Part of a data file
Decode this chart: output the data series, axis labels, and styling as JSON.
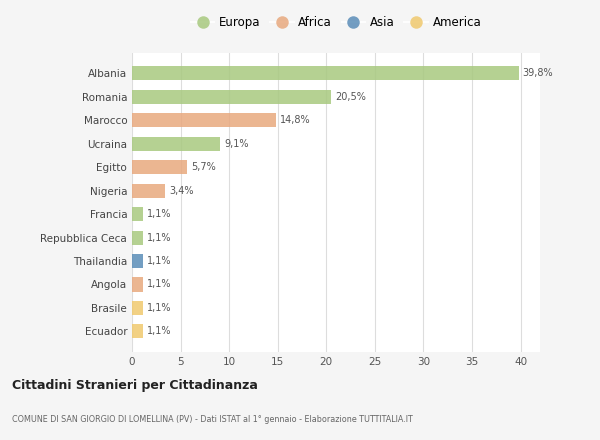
{
  "countries": [
    "Albania",
    "Romania",
    "Marocco",
    "Ucraina",
    "Egitto",
    "Nigeria",
    "Francia",
    "Repubblica Ceca",
    "Thailandia",
    "Angola",
    "Brasile",
    "Ecuador"
  ],
  "values": [
    39.8,
    20.5,
    14.8,
    9.1,
    5.7,
    3.4,
    1.1,
    1.1,
    1.1,
    1.1,
    1.1,
    1.1
  ],
  "labels": [
    "39,8%",
    "20,5%",
    "14,8%",
    "9,1%",
    "5,7%",
    "3,4%",
    "1,1%",
    "1,1%",
    "1,1%",
    "1,1%",
    "1,1%",
    "1,1%"
  ],
  "continent": [
    "Europa",
    "Europa",
    "Africa",
    "Europa",
    "Africa",
    "Africa",
    "Europa",
    "Europa",
    "Asia",
    "Africa",
    "America",
    "America"
  ],
  "colors": {
    "Europa": "#a8c97f",
    "Africa": "#e8a97e",
    "Asia": "#5b8db8",
    "America": "#f0c96e"
  },
  "legend_order": [
    "Europa",
    "Africa",
    "Asia",
    "America"
  ],
  "title": "Cittadini Stranieri per Cittadinanza",
  "subtitle": "COMUNE DI SAN GIORGIO DI LOMELLINA (PV) - Dati ISTAT al 1° gennaio - Elaborazione TUTTITALIA.IT",
  "xlim": [
    0,
    42
  ],
  "xticks": [
    0,
    5,
    10,
    15,
    20,
    25,
    30,
    35,
    40
  ],
  "background_color": "#f5f5f5",
  "bar_background_color": "#ffffff"
}
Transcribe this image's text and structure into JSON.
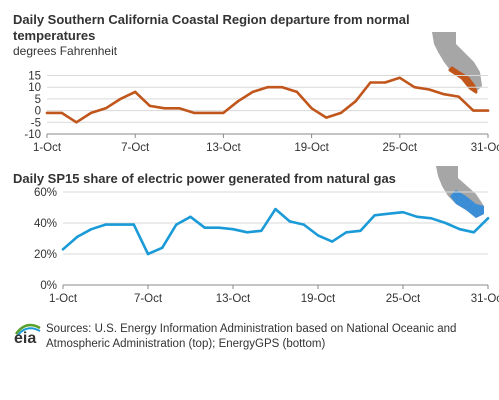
{
  "colors": {
    "temp_line": "#c0561b",
    "gas_line": "#1a9bd7",
    "map_gray": "#a6a6a6",
    "map_orange": "#c0561b",
    "map_blue": "#3b8dd6",
    "grid": "#d9d9d9",
    "logo_green": "#5aa02c",
    "logo_blue": "#1a9bd7"
  },
  "source_text": "Sources: U.S. Energy Information Administration based on National Oceanic and Atmospheric Administration (top); EnergyGPS (bottom)",
  "logo_text": "eia",
  "chart_data": [
    {
      "type": "line",
      "title": "Daily Southern California Coastal Region departure from normal temperatures",
      "subtitle": "degrees Fahrenheit",
      "icon": "california-map-coastal-region",
      "yticks": [
        "15",
        "10",
        "5",
        "0",
        "-5",
        "-10"
      ],
      "ytick_values": [
        15,
        10,
        5,
        0,
        -5,
        -10
      ],
      "ylim": [
        -10,
        15
      ],
      "xticks": [
        "1-Oct",
        "7-Oct",
        "13-Oct",
        "19-Oct",
        "25-Oct",
        "31-Oct"
      ],
      "xtick_days": [
        1,
        7,
        13,
        19,
        25,
        31
      ],
      "x": [
        1,
        2,
        3,
        4,
        5,
        6,
        7,
        8,
        9,
        10,
        11,
        12,
        13,
        14,
        15,
        16,
        17,
        18,
        19,
        20,
        21,
        22,
        23,
        24,
        25,
        26,
        27,
        28,
        29,
        30,
        31
      ],
      "values": [
        -1,
        -1,
        -5,
        -1,
        1,
        5,
        8,
        2,
        1,
        1,
        -1,
        -1,
        -1,
        4,
        8,
        10,
        10,
        8,
        1,
        -3,
        -1,
        4,
        12,
        12,
        14,
        10,
        9,
        7,
        6,
        0,
        0
      ]
    },
    {
      "type": "line",
      "title": "Daily SP15 share of electric power generated from natural gas",
      "subtitle": "",
      "icon": "california-map-sp15-region",
      "yticks": [
        "60%",
        "40%",
        "20%",
        "0%"
      ],
      "ytick_values": [
        60,
        40,
        20,
        0
      ],
      "ylim": [
        0,
        60
      ],
      "xticks": [
        "1-Oct",
        "7-Oct",
        "13-Oct",
        "19-Oct",
        "25-Oct",
        "31-Oct"
      ],
      "xtick_days": [
        1,
        7,
        13,
        19,
        25,
        31
      ],
      "x": [
        1,
        2,
        3,
        4,
        5,
        6,
        7,
        8,
        9,
        10,
        11,
        12,
        13,
        14,
        15,
        16,
        17,
        18,
        19,
        20,
        21,
        22,
        23,
        24,
        25,
        26,
        27,
        28,
        29,
        30,
        31
      ],
      "values": [
        23,
        31,
        36,
        39,
        39,
        39,
        20,
        24,
        39,
        44,
        37,
        37,
        36,
        34,
        35,
        49,
        41,
        39,
        32,
        28,
        34,
        35,
        45,
        46,
        47,
        44,
        43,
        40,
        36,
        34,
        43
      ]
    }
  ]
}
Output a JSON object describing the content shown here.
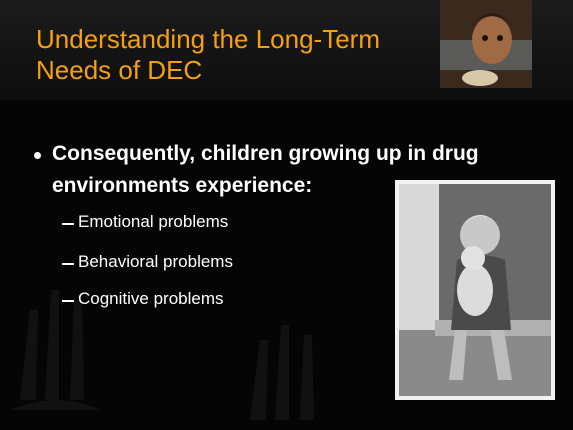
{
  "slide": {
    "title": "Understanding the Long-Term Needs of DEC",
    "bullet": "Consequently, children growing up in drug environments experience:",
    "sub_bullets": [
      "Emotional problems",
      "Behavioral problems",
      "Cognitive problems"
    ]
  }
}
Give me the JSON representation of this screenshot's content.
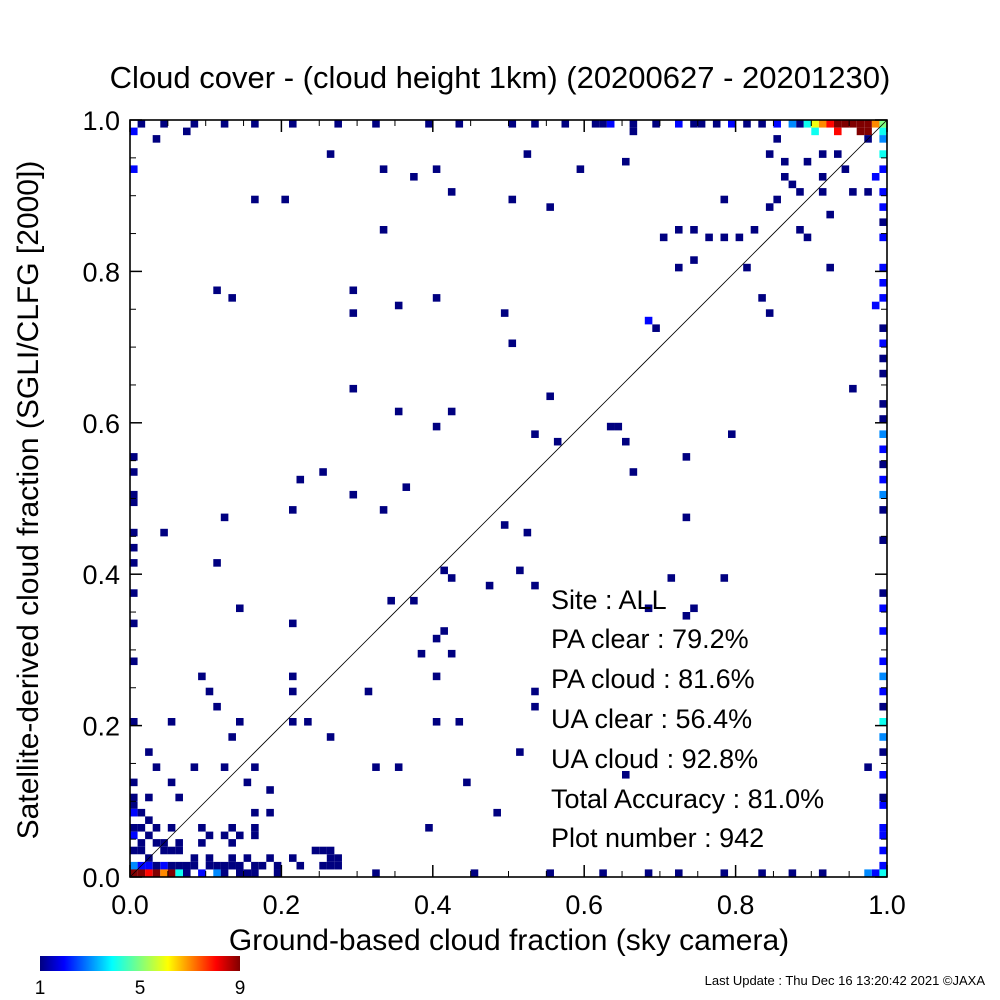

◆ STATED PROBLEM ◆
Quote the entries in full. Any image among them is to be omitted from the copy.

◆ REPLY ◆
Decode this chart: output the data series, axis labels, and styling as JSON.
{
  "countries": [
    "Albania",
    "Romania",
    "Marocco",
    "Ucraina",
    "Egitto",
    "Nigeria",
    "Francia",
    "Repubblica Ceca",
    "Thailandia",
    "Angola",
    "Brasile",
    "Ecuador"
  ],
  "values": [
    39.8,
    20.5,
    14.8,
    9.1,
    5.7,
    3.4,
    1.1,
    1.1,
    1.1,
    1.1,
    1.1,
    1.1
  ],
  "labels": [
    "39,8%",
    "20,5%",
    "14,8%",
    "9,1%",
    "5,7%",
    "3,4%",
    "1,1%",
    "1,1%",
    "1,1%",
    "1,1%",
    "1,1%",
    "1,1%"
  ],
  "continent": [
    "Europa",
    "Europa",
    "Africa",
    "Europa",
    "Africa",
    "Africa",
    "Europa",
    "Europa",
    "Asia",
    "Africa",
    "America",
    "America"
  ],
  "colors": {
    "Europa": "#a8c97f",
    "Africa": "#e8a97e",
    "Asia": "#5b8db8",
    "America": "#f0c96e"
  },
  "legend_order": [
    "Europa",
    "Africa",
    "Asia",
    "America"
  ],
  "title": "Cittadini Stranieri per Cittadinanza",
  "subtitle": "COMUNE DI SAN GIORGIO DI LOMELLINA (PV) - Dati ISTAT al 1° gennaio - Elaborazione TUTTITALIA.IT",
  "xlim": [
    0,
    42
  ],
  "xticks": [
    0,
    5,
    10,
    15,
    20,
    25,
    30,
    35,
    40
  ],
  "background_color": "#f5f5f5",
  "bar_background_color": "#ffffff"
}
Transcribe this image's text and structure into JSON.
{
  "colors": {
    "temp_line": "#c0561b",
    "gas_line": "#1a9bd7",
    "map_gray": "#a6a6a6",
    "map_orange": "#c0561b",
    "map_blue": "#3b8dd6",
    "grid": "#d9d9d9",
    "logo_green": "#5aa02c",
    "logo_blue": "#1a9bd7"
  },
  "source_text": "Sources: U.S. Energy Information Administration based on National Oceanic and Atmospheric Administration (top); EnergyGPS (bottom)",
  "logo_text": "eia",
  "chart_data": [
    {
      "type": "line",
      "title": "Daily Southern California Coastal Region departure from normal temperatures",
      "subtitle": "degrees Fahrenheit",
      "icon": "california-map-coastal-region",
      "yticks": [
        "15",
        "10",
        "5",
        "0",
        "-5",
        "-10"
      ],
      "ytick_values": [
        15,
        10,
        5,
        0,
        -5,
        -10
      ],
      "ylim": [
        -10,
        15
      ],
      "xticks": [
        "1-Oct",
        "7-Oct",
        "13-Oct",
        "19-Oct",
        "25-Oct",
        "31-Oct"
      ],
      "xtick_days": [
        1,
        7,
        13,
        19,
        25,
        31
      ],
      "x": [
        1,
        2,
        3,
        4,
        5,
        6,
        7,
        8,
        9,
        10,
        11,
        12,
        13,
        14,
        15,
        16,
        17,
        18,
        19,
        20,
        21,
        22,
        23,
        24,
        25,
        26,
        27,
        28,
        29,
        30,
        31
      ],
      "values": [
        -1,
        -1,
        -5,
        -1,
        1,
        5,
        8,
        2,
        1,
        1,
        -1,
        -1,
        -1,
        4,
        8,
        10,
        10,
        8,
        1,
        -3,
        -1,
        4,
        12,
        12,
        14,
        10,
        9,
        7,
        6,
        0,
        0
      ]
    },
    {
      "type": "line",
      "title": "Daily SP15 share of electric power generated from natural gas",
      "subtitle": "",
      "icon": "california-map-sp15-region",
      "yticks": [
        "60%",
        "40%",
        "20%",
        "0%"
      ],
      "ytick_values": [
        60,
        40,
        20,
        0
      ],
      "ylim": [
        0,
        60
      ],
      "xticks": [
        "1-Oct",
        "7-Oct",
        "13-Oct",
        "19-Oct",
        "25-Oct",
        "31-Oct"
      ],
      "xtick_days": [
        1,
        7,
        13,
        19,
        25,
        31
      ],
      "x": [
        1,
        2,
        3,
        4,
        5,
        6,
        7,
        8,
        9,
        10,
        11,
        12,
        13,
        14,
        15,
        16,
        17,
        18,
        19,
        20,
        21,
        22,
        23,
        24,
        25,
        26,
        27,
        28,
        29,
        30,
        31
      ],
      "values": [
        23,
        31,
        36,
        39,
        39,
        39,
        20,
        24,
        39,
        44,
        37,
        37,
        36,
        34,
        35,
        49,
        41,
        39,
        32,
        28,
        34,
        35,
        45,
        46,
        47,
        44,
        43,
        40,
        36,
        34,
        43
      ]
    }
  ]
}
Output a JSON object describing the content shown here.
{
  "slide": {
    "title": "Understanding the Long-Term Needs of DEC",
    "bullet": "Consequently, children growing up in drug environments experience:",
    "sub_bullets": [
      "Emotional problems",
      "Behavioral problems",
      "Cognitive problems"
    ]
  }
}
Give me the JSON representation of this screenshot's content.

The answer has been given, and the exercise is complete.